## Your task
Put the listing into a numbered list, starting at its first line and ending at the line that contains "screenprint-note <box>0 732 770 776</box>", and leave out any blank lines.

>> Start Records to process

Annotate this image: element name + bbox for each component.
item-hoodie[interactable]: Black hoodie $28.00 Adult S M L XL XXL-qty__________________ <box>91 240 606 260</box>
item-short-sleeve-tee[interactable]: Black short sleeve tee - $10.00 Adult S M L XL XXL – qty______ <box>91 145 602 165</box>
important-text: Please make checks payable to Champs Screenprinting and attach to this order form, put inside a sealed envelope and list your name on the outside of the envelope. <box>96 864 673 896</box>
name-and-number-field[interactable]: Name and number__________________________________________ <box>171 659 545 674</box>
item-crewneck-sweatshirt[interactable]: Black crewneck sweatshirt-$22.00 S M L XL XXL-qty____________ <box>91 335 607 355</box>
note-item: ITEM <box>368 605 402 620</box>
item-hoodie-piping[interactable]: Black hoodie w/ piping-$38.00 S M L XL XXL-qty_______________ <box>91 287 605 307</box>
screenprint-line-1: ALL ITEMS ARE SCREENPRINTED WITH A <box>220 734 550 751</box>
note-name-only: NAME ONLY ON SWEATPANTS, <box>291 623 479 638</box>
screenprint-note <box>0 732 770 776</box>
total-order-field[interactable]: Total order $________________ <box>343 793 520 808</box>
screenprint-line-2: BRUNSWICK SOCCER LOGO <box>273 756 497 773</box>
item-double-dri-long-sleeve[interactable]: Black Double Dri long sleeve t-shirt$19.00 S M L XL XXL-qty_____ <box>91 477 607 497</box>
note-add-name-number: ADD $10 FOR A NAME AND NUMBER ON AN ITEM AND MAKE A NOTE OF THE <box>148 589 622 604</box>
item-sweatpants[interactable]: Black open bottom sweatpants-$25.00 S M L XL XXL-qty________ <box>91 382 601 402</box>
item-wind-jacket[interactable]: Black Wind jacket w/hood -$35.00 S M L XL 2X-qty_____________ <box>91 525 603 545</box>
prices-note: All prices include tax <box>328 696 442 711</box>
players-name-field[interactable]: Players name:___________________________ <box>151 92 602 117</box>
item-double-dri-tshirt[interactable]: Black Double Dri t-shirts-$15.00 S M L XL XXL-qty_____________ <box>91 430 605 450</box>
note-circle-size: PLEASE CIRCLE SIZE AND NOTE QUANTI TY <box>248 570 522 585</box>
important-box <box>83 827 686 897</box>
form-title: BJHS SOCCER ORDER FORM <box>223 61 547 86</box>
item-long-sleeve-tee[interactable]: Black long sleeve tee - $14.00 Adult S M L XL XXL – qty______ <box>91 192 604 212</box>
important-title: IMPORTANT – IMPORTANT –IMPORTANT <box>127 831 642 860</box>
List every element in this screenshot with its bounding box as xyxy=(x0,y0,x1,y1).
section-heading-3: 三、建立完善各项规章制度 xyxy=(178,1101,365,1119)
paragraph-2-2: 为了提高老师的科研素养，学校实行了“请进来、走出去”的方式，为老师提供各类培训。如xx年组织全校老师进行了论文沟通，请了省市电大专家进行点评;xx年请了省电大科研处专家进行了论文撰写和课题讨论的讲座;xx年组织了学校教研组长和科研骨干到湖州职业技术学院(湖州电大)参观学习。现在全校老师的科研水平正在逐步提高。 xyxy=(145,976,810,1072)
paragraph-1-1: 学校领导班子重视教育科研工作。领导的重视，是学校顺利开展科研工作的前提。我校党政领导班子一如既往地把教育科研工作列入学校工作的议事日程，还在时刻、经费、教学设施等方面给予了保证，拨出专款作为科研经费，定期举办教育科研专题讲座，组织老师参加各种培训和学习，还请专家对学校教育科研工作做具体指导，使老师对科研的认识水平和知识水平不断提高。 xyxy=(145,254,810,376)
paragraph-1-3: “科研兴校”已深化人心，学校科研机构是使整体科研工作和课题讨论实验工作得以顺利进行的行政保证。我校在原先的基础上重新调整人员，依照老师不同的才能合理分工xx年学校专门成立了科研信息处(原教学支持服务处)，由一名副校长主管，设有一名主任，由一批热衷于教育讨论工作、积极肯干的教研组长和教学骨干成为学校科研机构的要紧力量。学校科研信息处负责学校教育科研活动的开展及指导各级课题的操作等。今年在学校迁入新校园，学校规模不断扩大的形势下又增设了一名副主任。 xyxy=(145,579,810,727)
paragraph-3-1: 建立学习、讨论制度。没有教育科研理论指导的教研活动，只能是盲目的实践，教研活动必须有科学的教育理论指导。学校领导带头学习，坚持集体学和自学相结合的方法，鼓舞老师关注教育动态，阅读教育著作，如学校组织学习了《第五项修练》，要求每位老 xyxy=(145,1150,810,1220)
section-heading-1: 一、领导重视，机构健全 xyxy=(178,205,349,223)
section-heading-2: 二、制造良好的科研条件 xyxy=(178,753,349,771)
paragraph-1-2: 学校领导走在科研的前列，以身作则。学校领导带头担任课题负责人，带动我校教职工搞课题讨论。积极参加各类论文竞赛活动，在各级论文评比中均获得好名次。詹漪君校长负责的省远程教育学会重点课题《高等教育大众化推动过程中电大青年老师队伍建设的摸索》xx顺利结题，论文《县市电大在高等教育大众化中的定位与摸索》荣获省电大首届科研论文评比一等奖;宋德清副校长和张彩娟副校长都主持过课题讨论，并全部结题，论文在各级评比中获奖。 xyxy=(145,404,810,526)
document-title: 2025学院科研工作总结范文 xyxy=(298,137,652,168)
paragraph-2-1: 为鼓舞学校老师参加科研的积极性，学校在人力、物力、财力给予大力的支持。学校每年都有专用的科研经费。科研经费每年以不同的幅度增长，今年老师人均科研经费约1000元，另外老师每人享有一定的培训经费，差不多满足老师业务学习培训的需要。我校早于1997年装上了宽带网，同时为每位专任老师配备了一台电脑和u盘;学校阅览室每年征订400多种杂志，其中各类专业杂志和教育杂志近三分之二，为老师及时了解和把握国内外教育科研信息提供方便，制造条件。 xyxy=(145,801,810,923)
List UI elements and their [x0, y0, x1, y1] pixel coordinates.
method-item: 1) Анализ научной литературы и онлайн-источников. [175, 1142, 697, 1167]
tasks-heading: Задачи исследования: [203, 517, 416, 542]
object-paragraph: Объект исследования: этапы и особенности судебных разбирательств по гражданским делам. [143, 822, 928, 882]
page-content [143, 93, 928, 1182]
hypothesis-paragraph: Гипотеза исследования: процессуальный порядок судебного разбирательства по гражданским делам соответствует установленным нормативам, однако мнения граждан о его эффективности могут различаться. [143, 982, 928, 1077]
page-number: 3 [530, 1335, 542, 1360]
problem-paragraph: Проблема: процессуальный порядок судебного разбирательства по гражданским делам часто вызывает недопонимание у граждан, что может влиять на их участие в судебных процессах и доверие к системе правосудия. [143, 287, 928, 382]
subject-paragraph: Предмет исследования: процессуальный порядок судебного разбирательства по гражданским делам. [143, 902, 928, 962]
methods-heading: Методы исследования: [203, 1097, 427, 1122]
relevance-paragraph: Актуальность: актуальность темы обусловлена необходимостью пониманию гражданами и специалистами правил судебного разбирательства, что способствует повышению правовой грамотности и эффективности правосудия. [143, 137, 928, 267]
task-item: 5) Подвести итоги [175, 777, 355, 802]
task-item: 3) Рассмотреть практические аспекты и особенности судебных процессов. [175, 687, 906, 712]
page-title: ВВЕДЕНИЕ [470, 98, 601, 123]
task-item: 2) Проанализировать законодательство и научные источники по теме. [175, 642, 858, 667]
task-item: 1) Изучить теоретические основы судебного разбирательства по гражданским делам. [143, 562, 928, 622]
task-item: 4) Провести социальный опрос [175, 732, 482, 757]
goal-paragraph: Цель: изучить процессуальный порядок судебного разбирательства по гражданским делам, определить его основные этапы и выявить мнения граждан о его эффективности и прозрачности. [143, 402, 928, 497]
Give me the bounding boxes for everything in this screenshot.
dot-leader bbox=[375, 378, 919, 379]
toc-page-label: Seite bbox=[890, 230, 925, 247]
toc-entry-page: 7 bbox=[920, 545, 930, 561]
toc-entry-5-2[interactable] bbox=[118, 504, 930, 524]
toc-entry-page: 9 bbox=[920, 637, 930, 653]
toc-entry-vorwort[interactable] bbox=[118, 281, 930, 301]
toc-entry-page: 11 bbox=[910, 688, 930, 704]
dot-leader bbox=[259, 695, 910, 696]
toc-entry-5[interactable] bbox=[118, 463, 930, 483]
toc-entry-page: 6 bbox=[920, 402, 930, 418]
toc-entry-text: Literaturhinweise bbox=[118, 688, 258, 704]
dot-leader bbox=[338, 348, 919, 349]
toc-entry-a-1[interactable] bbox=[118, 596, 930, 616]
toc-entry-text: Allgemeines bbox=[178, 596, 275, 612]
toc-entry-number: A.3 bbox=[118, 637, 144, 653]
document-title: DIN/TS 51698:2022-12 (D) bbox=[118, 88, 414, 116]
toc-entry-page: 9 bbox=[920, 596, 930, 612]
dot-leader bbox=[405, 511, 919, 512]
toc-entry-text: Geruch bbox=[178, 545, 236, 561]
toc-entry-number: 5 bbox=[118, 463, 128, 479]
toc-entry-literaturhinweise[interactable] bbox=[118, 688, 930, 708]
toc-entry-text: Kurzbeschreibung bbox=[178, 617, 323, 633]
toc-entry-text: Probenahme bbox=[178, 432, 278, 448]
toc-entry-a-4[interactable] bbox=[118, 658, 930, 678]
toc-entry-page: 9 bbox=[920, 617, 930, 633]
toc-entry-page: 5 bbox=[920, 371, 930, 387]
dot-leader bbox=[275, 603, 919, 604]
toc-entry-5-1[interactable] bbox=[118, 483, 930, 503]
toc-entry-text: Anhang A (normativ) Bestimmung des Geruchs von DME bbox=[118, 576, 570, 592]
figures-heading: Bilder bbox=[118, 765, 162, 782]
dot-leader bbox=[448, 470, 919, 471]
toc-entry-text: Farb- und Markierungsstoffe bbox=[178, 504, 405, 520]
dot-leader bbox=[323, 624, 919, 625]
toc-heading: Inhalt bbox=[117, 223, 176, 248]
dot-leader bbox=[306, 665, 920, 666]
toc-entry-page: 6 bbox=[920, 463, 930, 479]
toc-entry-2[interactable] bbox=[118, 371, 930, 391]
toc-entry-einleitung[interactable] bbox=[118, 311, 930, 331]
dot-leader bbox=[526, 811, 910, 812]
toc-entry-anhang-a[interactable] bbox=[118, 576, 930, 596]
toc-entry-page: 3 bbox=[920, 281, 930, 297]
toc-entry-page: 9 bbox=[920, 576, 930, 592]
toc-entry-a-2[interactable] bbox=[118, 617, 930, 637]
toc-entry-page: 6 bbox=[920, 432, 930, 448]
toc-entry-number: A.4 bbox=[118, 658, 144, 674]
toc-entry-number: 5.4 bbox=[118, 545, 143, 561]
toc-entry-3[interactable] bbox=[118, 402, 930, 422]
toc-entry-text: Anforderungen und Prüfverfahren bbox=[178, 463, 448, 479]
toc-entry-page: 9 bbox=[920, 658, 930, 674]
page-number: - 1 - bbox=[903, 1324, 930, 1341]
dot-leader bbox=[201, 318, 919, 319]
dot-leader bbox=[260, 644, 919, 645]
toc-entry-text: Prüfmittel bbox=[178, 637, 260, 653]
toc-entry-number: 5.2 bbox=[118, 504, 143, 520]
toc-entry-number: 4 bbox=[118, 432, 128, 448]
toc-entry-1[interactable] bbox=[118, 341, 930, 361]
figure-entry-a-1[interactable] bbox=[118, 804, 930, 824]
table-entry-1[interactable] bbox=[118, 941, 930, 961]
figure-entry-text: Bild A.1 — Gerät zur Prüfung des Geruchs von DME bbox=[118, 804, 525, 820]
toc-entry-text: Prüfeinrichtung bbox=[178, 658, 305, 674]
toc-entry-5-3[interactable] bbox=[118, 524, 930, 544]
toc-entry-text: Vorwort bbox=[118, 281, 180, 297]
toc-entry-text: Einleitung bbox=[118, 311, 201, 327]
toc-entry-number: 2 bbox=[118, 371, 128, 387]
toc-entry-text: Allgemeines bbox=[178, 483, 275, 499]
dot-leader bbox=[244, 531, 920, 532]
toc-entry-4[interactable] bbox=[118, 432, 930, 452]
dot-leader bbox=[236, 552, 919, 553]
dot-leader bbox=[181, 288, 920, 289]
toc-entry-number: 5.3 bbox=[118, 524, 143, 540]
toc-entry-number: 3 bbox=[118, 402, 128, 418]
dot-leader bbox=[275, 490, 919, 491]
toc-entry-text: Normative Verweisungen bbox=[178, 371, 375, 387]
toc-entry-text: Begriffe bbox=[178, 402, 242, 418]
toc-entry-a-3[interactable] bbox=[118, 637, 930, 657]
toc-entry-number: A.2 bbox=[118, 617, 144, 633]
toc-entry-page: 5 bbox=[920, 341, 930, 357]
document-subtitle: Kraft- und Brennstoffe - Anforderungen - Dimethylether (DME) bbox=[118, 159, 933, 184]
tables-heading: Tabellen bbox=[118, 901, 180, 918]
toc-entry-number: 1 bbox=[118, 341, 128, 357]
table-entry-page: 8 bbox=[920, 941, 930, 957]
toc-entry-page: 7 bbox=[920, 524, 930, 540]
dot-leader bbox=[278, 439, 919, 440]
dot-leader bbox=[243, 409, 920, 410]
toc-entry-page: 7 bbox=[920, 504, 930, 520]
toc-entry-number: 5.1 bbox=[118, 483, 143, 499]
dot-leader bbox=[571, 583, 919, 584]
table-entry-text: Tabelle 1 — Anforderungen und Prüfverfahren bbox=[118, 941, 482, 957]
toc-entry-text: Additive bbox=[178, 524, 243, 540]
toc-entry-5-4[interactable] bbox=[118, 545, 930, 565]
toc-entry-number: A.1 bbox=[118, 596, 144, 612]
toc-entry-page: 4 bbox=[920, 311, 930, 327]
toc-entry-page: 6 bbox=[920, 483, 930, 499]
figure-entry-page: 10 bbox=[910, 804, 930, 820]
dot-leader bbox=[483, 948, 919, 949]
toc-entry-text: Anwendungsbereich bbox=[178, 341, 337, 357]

>> End Records to process

## Correct response
1. Annotate this image: element name + bbox for each component.
2. item-hoodie[interactable]: Black hoodie $28.00 Adult S M L XL XXL-qty__________________ <box>91 240 606 260</box>
3. item-short-sleeve-tee[interactable]: Black short sleeve tee - $10.00 Adult S M L XL XXL – qty______ <box>91 145 602 165</box>
4. important-text: Please make checks payable to Champs Screenprinting and attach to this order form, put inside a sealed envelope and list your name on the outside of the envelope. <box>96 864 673 896</box>
5. name-and-number-field[interactable]: Name and number__________________________________________ <box>171 659 545 674</box>
6. item-crewneck-sweatshirt[interactable]: Black crewneck sweatshirt-$22.00 S M L XL XXL-qty____________ <box>91 335 607 355</box>
7. note-item: ITEM <box>368 605 402 620</box>
8. item-hoodie-piping[interactable]: Black hoodie w/ piping-$38.00 S M L XL XXL-qty_______________ <box>91 287 605 307</box>
9. screenprint-line-1: ALL ITEMS ARE SCREENPRINTED WITH A <box>220 734 550 751</box>
10. note-name-only: NAME ONLY ON SWEATPANTS, <box>291 623 479 638</box>
11. screenprint-note <box>0 732 770 776</box>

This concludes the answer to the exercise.